● Aim
Please copy every line of the records below that holds the word "your".
• • • • •
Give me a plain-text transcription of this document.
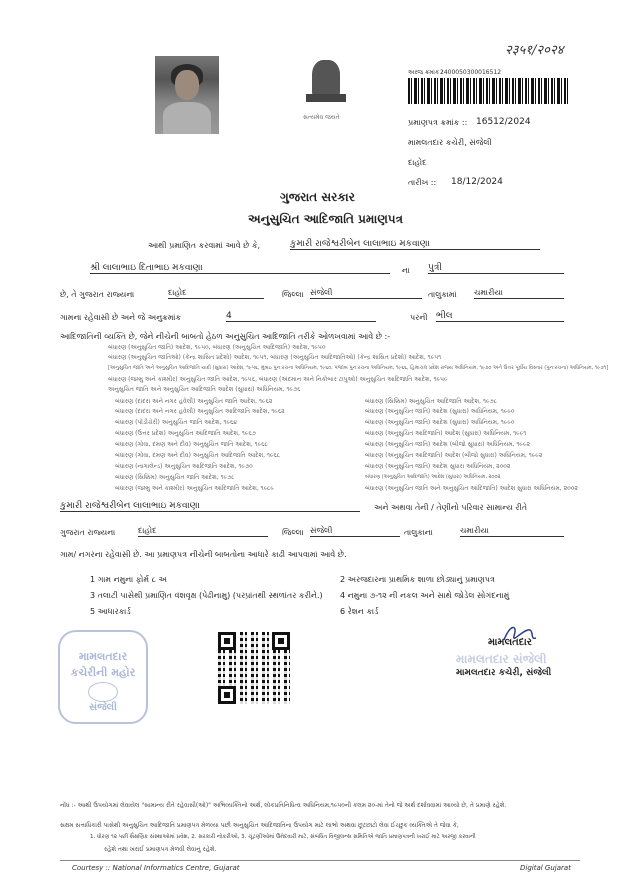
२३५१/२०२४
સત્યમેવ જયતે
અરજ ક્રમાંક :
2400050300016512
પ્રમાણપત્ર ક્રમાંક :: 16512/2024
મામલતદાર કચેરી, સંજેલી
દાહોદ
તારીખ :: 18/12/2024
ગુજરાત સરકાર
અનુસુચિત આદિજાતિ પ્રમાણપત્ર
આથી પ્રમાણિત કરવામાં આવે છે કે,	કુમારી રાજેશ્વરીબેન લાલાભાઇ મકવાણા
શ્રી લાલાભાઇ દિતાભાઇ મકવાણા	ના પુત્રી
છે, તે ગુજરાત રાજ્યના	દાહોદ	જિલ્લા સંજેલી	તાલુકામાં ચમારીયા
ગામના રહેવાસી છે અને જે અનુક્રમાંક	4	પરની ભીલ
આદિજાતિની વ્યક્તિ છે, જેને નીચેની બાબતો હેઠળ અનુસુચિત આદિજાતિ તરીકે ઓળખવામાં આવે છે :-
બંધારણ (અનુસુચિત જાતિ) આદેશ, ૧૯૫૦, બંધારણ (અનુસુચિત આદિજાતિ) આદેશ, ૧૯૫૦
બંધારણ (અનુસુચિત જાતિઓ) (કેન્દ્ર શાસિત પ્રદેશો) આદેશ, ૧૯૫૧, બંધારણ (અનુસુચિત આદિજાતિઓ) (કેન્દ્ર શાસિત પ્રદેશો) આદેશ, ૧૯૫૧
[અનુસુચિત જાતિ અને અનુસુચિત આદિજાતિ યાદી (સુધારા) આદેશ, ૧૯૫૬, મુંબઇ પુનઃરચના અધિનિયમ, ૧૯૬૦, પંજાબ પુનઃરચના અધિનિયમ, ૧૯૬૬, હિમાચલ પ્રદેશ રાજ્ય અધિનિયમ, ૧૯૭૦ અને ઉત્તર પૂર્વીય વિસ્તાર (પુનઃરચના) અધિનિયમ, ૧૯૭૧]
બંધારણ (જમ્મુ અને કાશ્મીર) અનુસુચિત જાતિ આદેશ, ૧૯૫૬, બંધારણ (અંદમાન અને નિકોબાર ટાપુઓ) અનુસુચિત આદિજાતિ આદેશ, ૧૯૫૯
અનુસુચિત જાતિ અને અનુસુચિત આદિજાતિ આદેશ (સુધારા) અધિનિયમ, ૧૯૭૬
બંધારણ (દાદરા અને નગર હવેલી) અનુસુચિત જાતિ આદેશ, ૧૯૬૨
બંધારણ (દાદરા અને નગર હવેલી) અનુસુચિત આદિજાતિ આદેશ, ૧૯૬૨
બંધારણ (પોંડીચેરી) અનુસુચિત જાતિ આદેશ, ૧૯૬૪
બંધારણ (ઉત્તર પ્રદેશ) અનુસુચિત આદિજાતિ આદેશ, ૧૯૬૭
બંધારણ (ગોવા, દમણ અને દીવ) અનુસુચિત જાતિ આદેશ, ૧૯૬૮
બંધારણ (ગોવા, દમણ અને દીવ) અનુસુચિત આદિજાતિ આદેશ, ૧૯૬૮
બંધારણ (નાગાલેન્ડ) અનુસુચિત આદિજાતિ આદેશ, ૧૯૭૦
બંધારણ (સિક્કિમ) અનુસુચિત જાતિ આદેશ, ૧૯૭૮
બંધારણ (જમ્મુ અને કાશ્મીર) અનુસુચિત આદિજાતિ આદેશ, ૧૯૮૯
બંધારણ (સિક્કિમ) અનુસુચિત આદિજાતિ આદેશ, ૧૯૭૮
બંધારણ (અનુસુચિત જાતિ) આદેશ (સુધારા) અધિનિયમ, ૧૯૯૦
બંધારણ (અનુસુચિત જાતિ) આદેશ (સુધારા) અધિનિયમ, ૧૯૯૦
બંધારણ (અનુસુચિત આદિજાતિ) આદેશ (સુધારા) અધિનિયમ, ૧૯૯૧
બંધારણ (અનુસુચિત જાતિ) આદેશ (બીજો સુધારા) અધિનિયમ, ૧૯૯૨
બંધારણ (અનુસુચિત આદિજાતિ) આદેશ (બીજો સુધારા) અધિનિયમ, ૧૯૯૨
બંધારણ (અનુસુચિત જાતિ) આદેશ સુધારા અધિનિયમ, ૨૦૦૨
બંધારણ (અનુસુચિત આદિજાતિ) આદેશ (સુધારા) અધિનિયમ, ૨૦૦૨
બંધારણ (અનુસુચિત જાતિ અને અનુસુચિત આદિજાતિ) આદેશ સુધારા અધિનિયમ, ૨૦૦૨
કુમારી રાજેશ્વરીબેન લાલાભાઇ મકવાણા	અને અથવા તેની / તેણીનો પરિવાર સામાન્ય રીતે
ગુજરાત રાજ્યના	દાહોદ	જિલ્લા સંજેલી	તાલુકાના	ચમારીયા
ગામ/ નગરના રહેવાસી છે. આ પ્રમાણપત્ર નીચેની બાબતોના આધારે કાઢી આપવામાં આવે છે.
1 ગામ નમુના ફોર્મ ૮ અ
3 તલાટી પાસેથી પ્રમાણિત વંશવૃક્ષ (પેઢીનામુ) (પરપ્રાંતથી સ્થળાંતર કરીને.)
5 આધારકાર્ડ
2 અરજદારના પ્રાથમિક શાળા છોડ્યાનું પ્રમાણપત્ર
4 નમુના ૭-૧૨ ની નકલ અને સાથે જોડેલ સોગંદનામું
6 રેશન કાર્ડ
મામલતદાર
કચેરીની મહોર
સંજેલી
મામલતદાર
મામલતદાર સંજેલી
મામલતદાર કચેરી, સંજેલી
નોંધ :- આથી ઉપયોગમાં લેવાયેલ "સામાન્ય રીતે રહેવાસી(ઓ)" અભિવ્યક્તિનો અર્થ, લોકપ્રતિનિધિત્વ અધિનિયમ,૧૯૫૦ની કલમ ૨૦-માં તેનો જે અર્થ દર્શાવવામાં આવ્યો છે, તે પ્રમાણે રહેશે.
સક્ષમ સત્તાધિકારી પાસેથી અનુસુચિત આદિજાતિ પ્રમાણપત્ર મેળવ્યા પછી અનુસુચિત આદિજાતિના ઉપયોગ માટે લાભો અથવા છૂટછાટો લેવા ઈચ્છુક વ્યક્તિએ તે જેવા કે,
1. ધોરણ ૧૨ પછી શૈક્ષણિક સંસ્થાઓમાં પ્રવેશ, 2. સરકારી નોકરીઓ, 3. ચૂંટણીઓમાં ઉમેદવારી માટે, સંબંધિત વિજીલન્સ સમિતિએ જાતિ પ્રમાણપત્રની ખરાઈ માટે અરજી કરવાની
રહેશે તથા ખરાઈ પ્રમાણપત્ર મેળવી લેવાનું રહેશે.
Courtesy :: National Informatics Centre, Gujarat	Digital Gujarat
• • • • •
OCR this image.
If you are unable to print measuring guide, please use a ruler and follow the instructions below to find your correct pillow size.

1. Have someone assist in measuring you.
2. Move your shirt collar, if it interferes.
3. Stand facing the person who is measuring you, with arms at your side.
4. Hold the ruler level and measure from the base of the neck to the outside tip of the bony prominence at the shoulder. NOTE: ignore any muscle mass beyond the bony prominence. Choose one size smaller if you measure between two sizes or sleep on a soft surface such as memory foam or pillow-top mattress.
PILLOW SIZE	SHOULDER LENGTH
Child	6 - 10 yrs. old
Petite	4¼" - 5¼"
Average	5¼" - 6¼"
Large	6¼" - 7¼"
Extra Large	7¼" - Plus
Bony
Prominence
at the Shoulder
• • • • •
● The result
If you are unable to print measuring guide, please use a ruler and follow the instructions below to find your correct pillow size.
2. Move your shirt collar, if it interferes.
3. Stand facing the person who is measuring you, with arms at your side.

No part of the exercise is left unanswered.